• [Stated exercise] How many lines of the data include the string "Program"? State the number and nothing else.

━━━━━━━━━━━━━━━━━━━━━━━━━━━━━━

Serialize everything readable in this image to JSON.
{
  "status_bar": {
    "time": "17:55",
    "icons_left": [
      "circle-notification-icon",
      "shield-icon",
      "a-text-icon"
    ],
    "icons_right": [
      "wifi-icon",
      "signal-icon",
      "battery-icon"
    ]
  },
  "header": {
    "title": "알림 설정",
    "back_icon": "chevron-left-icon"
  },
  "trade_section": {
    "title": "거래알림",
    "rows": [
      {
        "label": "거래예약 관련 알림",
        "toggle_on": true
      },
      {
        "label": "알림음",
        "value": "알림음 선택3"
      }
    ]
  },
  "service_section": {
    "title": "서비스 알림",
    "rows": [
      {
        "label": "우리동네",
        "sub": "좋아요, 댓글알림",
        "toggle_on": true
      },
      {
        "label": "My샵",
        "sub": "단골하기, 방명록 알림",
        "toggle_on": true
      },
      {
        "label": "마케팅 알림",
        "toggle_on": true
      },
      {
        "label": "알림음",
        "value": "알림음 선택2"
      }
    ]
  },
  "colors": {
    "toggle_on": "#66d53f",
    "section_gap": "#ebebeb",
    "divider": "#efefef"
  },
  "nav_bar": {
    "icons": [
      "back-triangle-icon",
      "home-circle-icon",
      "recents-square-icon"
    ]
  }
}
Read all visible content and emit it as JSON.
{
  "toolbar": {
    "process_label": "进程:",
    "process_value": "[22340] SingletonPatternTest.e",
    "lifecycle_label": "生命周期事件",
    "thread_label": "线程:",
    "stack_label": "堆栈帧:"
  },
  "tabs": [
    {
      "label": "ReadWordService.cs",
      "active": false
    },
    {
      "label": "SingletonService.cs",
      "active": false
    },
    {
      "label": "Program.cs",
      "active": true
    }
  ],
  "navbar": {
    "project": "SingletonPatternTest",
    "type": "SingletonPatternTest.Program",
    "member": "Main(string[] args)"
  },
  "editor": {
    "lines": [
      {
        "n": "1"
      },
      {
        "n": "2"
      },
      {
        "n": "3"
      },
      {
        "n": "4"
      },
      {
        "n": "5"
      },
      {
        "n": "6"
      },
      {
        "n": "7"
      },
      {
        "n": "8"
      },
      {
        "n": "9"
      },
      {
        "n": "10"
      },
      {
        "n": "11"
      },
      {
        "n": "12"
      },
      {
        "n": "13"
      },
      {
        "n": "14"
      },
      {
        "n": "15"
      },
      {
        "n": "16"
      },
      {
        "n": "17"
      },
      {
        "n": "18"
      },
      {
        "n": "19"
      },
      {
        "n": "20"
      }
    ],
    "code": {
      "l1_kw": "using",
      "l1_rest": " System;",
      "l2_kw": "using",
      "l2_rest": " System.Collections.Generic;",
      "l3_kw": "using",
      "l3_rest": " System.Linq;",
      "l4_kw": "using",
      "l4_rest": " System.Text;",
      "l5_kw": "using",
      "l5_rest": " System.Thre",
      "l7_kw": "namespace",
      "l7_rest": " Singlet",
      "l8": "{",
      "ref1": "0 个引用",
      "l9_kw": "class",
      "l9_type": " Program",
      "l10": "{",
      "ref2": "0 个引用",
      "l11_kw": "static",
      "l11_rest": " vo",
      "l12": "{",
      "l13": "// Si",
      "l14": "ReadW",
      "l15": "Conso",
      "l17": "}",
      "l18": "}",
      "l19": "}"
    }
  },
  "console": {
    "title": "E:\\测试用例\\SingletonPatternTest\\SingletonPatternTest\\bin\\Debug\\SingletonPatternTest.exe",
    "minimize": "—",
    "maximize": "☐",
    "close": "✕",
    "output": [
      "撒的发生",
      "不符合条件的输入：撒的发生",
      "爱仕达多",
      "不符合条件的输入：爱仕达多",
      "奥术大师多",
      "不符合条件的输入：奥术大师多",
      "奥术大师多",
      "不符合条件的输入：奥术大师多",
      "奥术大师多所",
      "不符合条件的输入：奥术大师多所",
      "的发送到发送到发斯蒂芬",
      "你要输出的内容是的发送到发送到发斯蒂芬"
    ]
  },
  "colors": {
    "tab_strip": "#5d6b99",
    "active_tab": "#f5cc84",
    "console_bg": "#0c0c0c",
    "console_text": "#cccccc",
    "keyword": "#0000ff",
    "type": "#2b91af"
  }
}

━━━━━━━━━━━━━━━━━━━━━━━━━━━━━━

• [Exercise output] 3